(AIM OF THE TASK)
Filter the data below for the string "Lender" and copy each matching line.

(MATERIAL)
------------------------------------
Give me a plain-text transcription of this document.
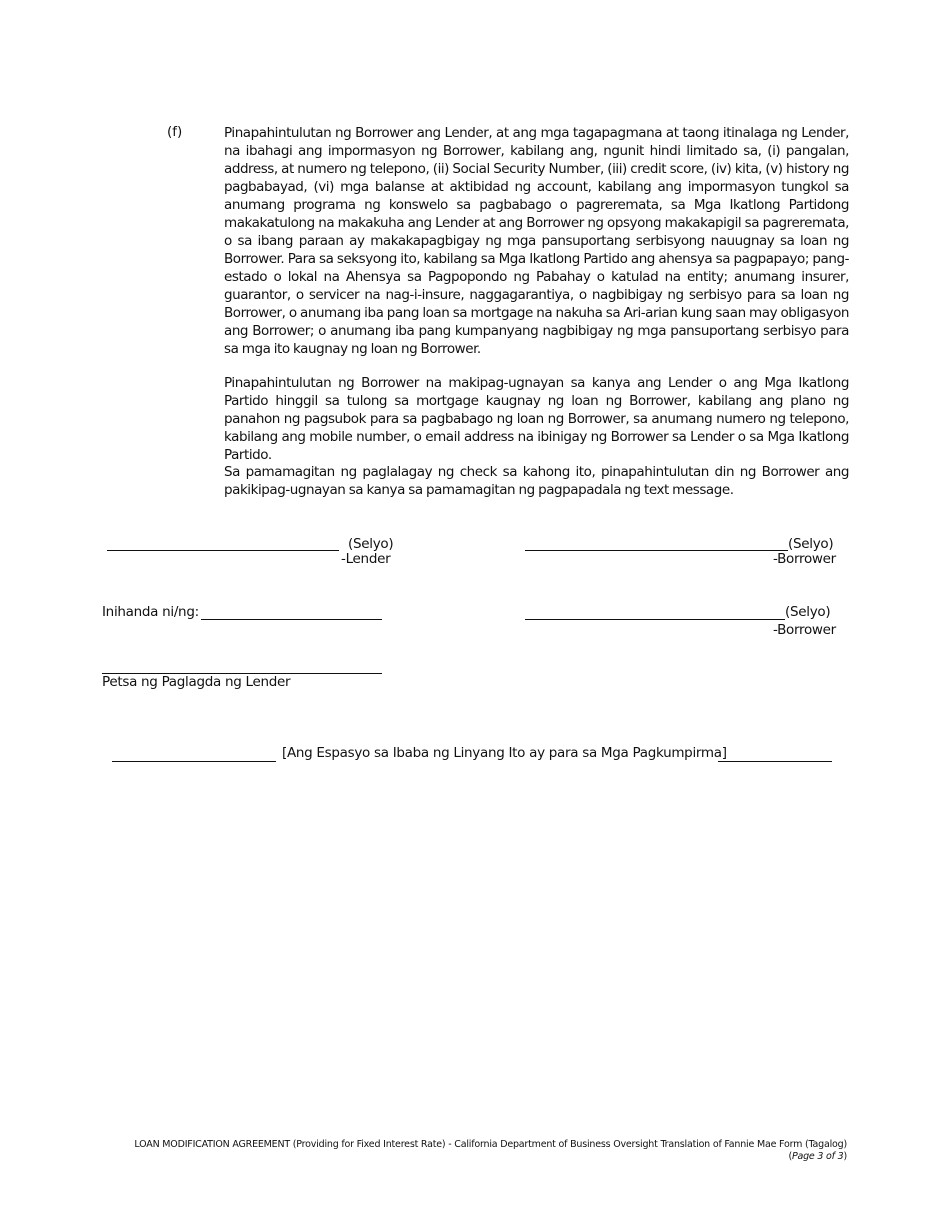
(f)	Pinapahintulutan ng Borrower ang Lender, at ang mga tagapagmana at taong itinalaga ng Lender, na ibahagi ang impormasyon ng Borrower, kabilang ang, ngunit hindi limitado sa, (i) pangalan, address, at numero ng telepono, (ii) Social Security Number, (iii) credit score, (iv) kita, (v) history ng pagbabayad, (vi) mga balanse at aktibidad ng account, kabilang ang impormasyon tungkol sa anumang programa ng konswelo sa pagbabago o pagreremata, sa Mga Ikatlong Partidong makakatulong na makakuha ang Lender at ang Borrower ng opsyong makakapigil sa pagreremata, o sa ibang paraan ay makakapagbigay ng mga pansuportang serbisyong nauugnay sa loan ng Borrower. Para sa seksyong ito, kabilang sa Mga Ikatlong Partido ang ahensya sa pagpapayo; pang-estado o lokal na Ahensya sa Pagpopondo ng Pabahay o katulad na entity; anumang insurer, guarantor, o servicer na nag-i-insure, naggagarantiya, o nagbibigay ng serbisyo para sa loan ng Borrower, o anumang iba pang loan sa mortgage na nakuha sa Ari-arian kung saan may obligasyon ang Borrower; o anumang iba pang kumpanyang nagbibigay ng mga pansuportang serbisyo para sa mga ito kaugnay ng loan ng Borrower.
Pinapahintulutan ng Borrower na makipag-ugnayan sa kanya ang Lender o ang Mga Ikatlong Partido hinggil sa tulong sa mortgage kaugnay ng loan ng Borrower, kabilang ang plano ng panahon ng pagsubok para sa pagbabago ng loan ng Borrower, sa anumang numero ng telepono, kabilang ang mobile number, o email address na ibinigay ng Borrower sa Lender o sa Mga Ikatlong Partido.
Sa pamamagitan ng paglalagay ng check sa kahong ito, pinapahintulutan din ng Borrower ang pakikipag-ugnayan sa kanya sa pamamagitan ng pagpapadala ng text message.
(Selyo)
-Lender
(Selyo)
-Borrower
Inihanda ni/ng:	(Selyo)
-Borrower
Petsa ng Paglagda ng Lender
[Ang Espasyo sa Ibaba ng Linyang Ito ay para sa Mga Pagkumpirma]
LOAN MODIFICATION AGREEMENT (Providing for Fixed Interest Rate) - California Department of Business Oversight Translation of Fannie Mae Form (Tagalog)
(Page 3 of 3)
------------------------------------
(EXPECTED OUTPUT)
(f)	Pinapahintulutan ng Borrower ang Lender, at ang mga tagapagmana at taong itinalaga ng Lender, na ibahagi ang impormasyon ng Borrower, kabilang ang, ngunit hindi limitado sa, (i) pangalan, address, at numero ng telepono, (ii) Social Security Number, (iii) credit score, (iv) kita, (v) history ng pagbabayad, (vi) mga balanse at aktibidad ng account, kabilang ang impormasyon tungkol sa anumang programa ng konswelo sa pagbabago o pagreremata, sa Mga Ikatlong Partidong makakatulong na makakuha ang Lender at ang Borrower ng opsyong makakapigil sa pagreremata, o sa ibang paraan ay makakapagbigay ng mga pansuportang serbisyong nauugnay sa loan ng Borrower. Para sa seksyong ito, kabilang sa Mga Ikatlong Partido ang ahensya sa pagpapayo; pang-estado o lokal na Ahensya sa Pagpopondo ng Pabahay o katulad na entity; anumang insurer, guarantor, o servicer na nag-i-insure, naggagarantiya, o nagbibigay ng serbisyo para sa loan ng Borrower, o anumang iba pang loan sa mortgage na nakuha sa Ari-arian kung saan may obligasyon ang Borrower; o anumang iba pang kumpanyang nagbibigay ng mga pansuportang serbisyo para sa mga ito kaugnay ng loan ng Borrower.
Pinapahintulutan ng Borrower na makipag-ugnayan sa kanya ang Lender o ang Mga Ikatlong Partido hinggil sa tulong sa mortgage kaugnay ng loan ng Borrower, kabilang ang plano ng panahon ng pagsubok para sa pagbabago ng loan ng Borrower, sa anumang numero ng telepono, kabilang ang mobile number, o email address na ibinigay ng Borrower sa Lender o sa Mga Ikatlong Partido.
-Lender
Petsa ng Paglagda ng Lender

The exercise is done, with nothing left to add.